Text block.
# # # #
And this episode is an exercise in putting things in their proper place, making sure that we have a growing understanding of how these things work and how they affect our everyday life. So I think this is important and, and really nuance is critical. You can only go so far in any one conversation and we're giving a take on it.

Dane:

But to be clear, we're big feeling fans. Feelings are great. They just tend not to be great at leading us. That's kind of a synopsis. Last time, unless, unless. We relate with them in a particular kind of way. And I think we should start with although this is increasingly dated an important metaphor, which is George Costanza.

Dane:

So George Costanza for folks who don't remember was a character on Seinfeld. This, one of the most popular TV shows of all time. And one of the things that George was famous for was when he got a job in the New York Yankees kind of a mid level manager role he found great success in this organization rising the ranks.

Dane:

And the way he found success was whenever it occurred to him to do one thing, he would do the exact opposite. Opposite and it was hilarious. I mean serious comedy. Fantastic. It's worth Checking out the syndication or going on youtube or wherever you find your Seinfeld the george kastan is a model of decision making will get you pretty far in life, especially as it relates to our feelings And and this is so tough right because there's some folks that are wired Where their intuition is very strong and often very accurate around things.

Dane:

So they kind of feel their way forward versus thinking their way forward. That's a different kind of nuance than what we're talking about right now. What we're talking about is when you in the midst of the drift of life and the whirlwind of being human circumstances you can't control, you're tempted towards the comfortable thing.

Dane:

That is a very hardwired human reality. It's a survival, it's flight, fight, freeze. There's so many different Fs that you could choose in response to things happening to you. And that is primarily an emotion that you're experiencing. And that emotion, if you just follow it, you'll pick the easy way out.

Dane:

You'll take yourself off the hook. You'll choose the comfortable route. And what we're saying is take a nod from George Costanza and And do something different with it. Don't just follow the comfort, choose the easy route. We're going to invite you to, to walk through a process where you can actually leverage the feeling that the thing that you're in, the surge that you're in, the hyp, hypothalamus hijack.

Dane:

And when that's happening we're, we're going to suggest a couple of ways to relate with it such that you can benefit from the feeling and leverage it, but not be led by it.

Mitch:

I like that George Costanza analogy because I think some people can fall into the suppressing of feelings. Some people can fall into that where it's just, well, I'll just do the opposite. But I do think it requires more nuance than either of those paths. It's like, how do we actually like kind of rightly order these feelings?
# # # #
Provided information.
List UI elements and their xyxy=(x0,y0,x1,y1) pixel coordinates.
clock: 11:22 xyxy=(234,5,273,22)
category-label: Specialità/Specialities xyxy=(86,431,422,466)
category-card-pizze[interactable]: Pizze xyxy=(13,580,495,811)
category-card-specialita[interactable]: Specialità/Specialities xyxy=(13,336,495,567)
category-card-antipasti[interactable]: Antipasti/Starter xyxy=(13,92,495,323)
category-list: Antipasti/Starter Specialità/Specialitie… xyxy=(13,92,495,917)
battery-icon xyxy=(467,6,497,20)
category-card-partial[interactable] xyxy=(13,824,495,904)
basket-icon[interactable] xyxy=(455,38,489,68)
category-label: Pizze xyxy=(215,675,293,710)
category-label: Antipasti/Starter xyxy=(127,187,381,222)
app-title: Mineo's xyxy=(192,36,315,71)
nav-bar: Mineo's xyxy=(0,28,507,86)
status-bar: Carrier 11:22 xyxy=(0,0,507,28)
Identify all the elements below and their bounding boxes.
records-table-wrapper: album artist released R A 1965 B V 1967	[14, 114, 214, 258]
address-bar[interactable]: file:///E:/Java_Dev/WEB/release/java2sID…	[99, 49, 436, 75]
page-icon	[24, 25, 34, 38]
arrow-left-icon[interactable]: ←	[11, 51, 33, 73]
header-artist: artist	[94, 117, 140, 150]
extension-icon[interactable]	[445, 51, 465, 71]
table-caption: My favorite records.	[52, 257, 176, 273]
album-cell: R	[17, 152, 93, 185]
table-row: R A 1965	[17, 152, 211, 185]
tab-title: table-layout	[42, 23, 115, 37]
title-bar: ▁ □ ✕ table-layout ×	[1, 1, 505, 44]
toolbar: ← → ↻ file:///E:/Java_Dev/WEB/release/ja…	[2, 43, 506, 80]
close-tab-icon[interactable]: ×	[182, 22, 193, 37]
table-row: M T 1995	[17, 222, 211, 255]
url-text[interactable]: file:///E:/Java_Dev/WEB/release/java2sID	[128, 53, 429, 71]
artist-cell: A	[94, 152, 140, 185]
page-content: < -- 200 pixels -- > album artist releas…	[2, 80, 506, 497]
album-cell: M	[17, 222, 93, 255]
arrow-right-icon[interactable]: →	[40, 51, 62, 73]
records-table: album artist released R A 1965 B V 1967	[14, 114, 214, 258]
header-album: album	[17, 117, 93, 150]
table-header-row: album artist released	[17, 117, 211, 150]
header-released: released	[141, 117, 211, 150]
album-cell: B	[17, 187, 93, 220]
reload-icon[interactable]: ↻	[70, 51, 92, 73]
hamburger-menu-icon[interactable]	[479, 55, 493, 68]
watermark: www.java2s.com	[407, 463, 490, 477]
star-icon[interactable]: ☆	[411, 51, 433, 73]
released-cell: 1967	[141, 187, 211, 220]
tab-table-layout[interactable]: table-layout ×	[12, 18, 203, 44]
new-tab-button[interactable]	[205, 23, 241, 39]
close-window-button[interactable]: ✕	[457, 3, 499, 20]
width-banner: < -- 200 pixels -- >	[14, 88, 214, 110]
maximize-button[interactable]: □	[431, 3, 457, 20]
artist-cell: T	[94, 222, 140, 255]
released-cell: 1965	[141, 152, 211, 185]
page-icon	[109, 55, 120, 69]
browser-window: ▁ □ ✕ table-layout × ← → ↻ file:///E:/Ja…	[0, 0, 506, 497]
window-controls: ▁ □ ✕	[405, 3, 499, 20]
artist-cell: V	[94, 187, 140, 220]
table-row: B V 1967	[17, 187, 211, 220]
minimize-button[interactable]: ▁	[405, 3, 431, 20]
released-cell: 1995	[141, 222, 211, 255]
# # # #
Problem requirements. Repeat the podcast transcript from "That is a very" to "be led by it.", swapping "comfortable" for "familiar".

Expected answer.
That is a very hardwired human reality. It's a survival, it's flight, fight, freeze. There's so many different Fs that you could choose in response to things happening to you. And that is primarily an emotion that you're experiencing. And that emotion, if you just follow it, you'll pick the easy way out.

Dane:

You'll take yourself off the hook. You'll choose the familiar route. And what we're saying is take a nod from George Costanza and And do something different with it. Don't just follow the comfort, choose the easy route. We're going to invite you to, to walk through a process where you can actually leverage the feeling that the thing that you're in, the surge that you're in, the hyp, hypothalamus hijack.

Dane:

And when that's happening we're, we're going to suggest a couple of ways to relate with it such that you can benefit from the feeling and leverage it, but not be led by it.